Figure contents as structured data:

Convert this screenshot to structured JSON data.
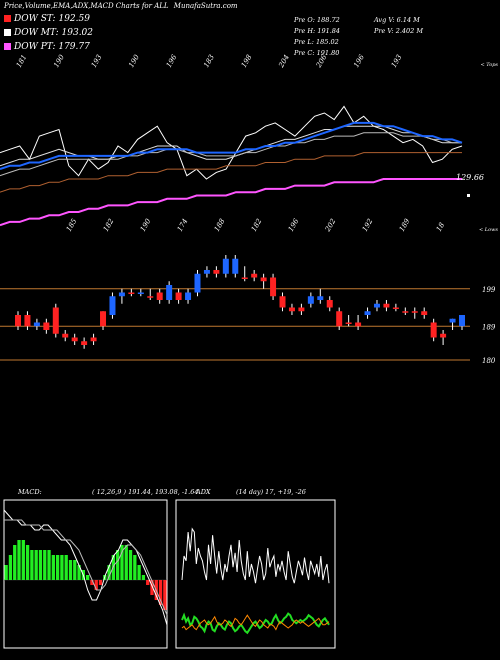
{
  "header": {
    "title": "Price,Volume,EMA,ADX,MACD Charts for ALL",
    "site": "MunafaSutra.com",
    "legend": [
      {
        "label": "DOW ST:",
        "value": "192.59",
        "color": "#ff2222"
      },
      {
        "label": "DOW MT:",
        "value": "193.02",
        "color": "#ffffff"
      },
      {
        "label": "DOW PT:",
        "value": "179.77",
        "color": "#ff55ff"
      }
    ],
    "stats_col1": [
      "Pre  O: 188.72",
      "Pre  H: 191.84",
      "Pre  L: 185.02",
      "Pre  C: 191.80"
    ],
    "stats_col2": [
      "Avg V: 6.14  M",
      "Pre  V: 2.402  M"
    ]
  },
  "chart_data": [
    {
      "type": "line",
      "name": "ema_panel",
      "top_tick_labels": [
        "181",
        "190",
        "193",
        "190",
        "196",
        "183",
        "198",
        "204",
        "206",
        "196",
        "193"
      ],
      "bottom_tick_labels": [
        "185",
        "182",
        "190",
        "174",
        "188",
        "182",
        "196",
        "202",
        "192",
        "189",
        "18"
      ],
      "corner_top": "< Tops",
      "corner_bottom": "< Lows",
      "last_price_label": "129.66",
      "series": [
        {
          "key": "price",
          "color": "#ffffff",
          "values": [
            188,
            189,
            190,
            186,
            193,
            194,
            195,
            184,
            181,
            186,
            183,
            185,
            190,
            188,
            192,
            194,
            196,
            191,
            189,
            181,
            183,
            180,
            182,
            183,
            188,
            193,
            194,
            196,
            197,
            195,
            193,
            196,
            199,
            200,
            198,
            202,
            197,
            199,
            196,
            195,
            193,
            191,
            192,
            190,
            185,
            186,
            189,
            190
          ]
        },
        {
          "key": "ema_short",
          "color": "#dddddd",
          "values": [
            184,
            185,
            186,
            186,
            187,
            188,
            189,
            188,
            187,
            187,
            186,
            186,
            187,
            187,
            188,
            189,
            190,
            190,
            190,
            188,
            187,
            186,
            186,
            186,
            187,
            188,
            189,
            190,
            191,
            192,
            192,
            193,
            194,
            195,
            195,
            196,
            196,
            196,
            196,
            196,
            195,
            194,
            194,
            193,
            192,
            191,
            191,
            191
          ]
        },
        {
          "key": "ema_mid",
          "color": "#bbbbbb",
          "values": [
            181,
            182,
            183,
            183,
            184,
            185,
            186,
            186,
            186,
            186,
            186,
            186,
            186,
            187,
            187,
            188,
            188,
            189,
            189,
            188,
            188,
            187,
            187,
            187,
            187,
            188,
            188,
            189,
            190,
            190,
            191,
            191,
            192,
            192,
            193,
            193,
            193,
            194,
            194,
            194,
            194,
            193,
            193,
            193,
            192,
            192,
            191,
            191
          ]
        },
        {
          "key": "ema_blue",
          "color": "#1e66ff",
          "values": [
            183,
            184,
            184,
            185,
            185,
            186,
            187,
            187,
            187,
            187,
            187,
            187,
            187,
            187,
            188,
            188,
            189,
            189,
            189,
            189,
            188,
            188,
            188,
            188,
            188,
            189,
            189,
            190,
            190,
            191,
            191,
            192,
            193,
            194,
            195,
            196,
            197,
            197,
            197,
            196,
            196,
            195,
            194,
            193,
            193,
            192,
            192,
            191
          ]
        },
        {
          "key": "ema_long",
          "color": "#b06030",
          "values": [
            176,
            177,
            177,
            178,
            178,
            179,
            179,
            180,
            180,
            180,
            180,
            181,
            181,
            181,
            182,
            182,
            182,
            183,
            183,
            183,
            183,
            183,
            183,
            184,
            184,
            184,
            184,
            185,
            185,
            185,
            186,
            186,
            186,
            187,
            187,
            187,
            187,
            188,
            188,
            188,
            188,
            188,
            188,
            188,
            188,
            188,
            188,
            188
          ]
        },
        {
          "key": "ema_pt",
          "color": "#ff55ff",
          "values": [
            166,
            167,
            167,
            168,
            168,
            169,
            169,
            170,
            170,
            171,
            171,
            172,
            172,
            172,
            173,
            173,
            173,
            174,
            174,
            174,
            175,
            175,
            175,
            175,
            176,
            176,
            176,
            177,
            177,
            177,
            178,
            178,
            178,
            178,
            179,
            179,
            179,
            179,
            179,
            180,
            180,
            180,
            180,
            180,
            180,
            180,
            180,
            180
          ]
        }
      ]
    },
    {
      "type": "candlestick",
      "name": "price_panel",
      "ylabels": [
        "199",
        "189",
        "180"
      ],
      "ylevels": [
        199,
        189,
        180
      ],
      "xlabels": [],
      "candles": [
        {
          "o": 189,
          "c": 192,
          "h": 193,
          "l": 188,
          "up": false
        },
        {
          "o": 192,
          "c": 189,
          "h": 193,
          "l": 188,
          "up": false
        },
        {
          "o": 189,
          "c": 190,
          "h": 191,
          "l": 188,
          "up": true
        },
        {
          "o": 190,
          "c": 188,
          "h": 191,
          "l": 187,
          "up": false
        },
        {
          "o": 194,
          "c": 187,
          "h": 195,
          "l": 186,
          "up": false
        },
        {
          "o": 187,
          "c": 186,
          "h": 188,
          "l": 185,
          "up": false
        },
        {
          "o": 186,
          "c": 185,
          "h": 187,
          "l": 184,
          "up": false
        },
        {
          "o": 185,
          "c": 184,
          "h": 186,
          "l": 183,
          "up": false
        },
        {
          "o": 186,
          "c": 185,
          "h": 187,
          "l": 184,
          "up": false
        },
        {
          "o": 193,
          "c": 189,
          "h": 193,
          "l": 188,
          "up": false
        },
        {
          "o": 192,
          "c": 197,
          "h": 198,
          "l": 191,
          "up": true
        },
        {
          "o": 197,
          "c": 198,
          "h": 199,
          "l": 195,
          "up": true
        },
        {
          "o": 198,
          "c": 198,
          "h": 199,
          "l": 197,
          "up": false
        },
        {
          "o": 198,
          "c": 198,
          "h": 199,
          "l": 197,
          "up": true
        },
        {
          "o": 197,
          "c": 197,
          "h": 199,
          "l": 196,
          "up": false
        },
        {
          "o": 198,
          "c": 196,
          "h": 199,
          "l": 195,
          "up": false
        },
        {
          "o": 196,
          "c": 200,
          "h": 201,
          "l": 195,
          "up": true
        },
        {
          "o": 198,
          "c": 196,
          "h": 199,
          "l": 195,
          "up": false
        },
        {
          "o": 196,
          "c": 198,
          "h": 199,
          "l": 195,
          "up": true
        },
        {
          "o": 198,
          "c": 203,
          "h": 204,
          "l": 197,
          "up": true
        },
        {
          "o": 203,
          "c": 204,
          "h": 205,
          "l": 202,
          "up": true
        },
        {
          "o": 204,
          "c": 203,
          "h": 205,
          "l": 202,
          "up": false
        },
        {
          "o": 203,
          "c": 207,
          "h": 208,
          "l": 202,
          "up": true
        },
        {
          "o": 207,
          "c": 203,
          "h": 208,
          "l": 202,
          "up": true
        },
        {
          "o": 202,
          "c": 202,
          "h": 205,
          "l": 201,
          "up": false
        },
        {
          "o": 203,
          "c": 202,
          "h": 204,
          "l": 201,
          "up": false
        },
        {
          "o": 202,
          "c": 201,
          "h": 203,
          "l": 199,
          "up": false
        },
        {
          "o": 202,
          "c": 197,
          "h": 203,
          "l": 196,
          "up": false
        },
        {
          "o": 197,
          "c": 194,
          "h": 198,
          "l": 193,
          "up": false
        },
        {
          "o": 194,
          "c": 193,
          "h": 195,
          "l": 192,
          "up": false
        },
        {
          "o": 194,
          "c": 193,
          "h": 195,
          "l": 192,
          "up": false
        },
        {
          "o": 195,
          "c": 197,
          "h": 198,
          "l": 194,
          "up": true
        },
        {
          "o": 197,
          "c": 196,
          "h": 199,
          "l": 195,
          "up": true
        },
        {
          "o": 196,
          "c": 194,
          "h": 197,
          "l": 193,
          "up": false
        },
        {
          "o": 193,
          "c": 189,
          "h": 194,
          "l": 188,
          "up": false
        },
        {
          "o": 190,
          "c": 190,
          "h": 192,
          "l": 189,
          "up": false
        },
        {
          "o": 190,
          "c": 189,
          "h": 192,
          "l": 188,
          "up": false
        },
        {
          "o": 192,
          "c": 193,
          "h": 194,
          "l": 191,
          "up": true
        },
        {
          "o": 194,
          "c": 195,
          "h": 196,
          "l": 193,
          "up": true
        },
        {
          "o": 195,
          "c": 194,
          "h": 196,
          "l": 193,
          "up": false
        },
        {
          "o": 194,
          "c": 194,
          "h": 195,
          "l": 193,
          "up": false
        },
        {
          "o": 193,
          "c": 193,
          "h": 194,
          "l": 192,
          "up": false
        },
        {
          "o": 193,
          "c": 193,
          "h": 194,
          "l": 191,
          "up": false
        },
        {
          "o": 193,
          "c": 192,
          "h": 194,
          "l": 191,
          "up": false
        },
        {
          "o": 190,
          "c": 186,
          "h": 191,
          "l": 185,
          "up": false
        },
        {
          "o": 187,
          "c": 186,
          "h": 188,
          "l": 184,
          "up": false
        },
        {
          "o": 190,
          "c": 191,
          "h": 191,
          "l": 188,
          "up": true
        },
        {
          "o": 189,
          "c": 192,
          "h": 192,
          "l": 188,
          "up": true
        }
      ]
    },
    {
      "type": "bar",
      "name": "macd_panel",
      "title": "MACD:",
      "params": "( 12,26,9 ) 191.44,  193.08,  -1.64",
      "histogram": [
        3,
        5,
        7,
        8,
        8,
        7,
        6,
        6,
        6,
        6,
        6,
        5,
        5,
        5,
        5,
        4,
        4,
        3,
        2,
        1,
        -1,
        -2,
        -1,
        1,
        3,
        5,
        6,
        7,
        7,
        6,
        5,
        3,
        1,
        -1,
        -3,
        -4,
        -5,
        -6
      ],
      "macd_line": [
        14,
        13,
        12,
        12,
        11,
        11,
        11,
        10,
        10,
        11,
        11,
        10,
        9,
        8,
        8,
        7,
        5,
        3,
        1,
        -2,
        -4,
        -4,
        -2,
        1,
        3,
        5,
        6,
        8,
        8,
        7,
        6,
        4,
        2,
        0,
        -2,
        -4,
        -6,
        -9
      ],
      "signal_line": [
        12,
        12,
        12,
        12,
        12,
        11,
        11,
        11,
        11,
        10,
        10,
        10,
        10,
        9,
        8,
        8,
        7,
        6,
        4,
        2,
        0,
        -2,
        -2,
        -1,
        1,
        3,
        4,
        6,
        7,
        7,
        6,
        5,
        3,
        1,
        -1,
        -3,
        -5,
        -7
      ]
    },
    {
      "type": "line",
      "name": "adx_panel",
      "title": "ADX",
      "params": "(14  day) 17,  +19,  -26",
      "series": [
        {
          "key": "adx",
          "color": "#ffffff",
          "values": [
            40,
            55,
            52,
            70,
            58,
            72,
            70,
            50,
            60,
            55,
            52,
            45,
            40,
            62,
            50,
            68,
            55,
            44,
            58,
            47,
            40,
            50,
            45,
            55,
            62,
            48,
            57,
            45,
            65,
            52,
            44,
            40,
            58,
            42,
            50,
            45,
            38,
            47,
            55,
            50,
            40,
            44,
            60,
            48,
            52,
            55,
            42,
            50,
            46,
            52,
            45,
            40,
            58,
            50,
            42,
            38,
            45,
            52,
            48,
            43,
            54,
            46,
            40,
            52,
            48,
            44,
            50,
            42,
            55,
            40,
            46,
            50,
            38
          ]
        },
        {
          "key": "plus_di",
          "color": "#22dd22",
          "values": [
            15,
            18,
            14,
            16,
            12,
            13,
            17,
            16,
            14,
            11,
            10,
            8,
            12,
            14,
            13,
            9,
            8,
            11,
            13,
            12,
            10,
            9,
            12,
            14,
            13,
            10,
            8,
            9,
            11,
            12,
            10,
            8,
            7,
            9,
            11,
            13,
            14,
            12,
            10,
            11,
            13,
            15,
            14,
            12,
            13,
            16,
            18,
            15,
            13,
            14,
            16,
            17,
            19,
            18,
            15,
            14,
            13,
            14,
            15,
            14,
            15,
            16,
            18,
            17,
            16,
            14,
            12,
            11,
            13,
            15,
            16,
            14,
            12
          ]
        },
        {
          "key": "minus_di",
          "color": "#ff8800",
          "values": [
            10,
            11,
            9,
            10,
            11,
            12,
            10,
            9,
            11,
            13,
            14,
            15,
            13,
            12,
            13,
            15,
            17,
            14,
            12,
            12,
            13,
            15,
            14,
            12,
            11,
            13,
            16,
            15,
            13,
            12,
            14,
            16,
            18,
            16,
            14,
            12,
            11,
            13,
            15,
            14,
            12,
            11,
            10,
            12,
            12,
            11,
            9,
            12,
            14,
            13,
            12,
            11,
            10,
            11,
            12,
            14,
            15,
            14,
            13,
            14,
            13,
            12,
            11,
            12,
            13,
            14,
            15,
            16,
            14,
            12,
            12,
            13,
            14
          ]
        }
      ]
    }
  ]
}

| Problem requirements |
Extract every line above that contains the word "name".

| Problem solution |
      "name": "ema_panel",
      "name": "price_panel",
      "name": "macd_panel",
      "name": "adx_panel",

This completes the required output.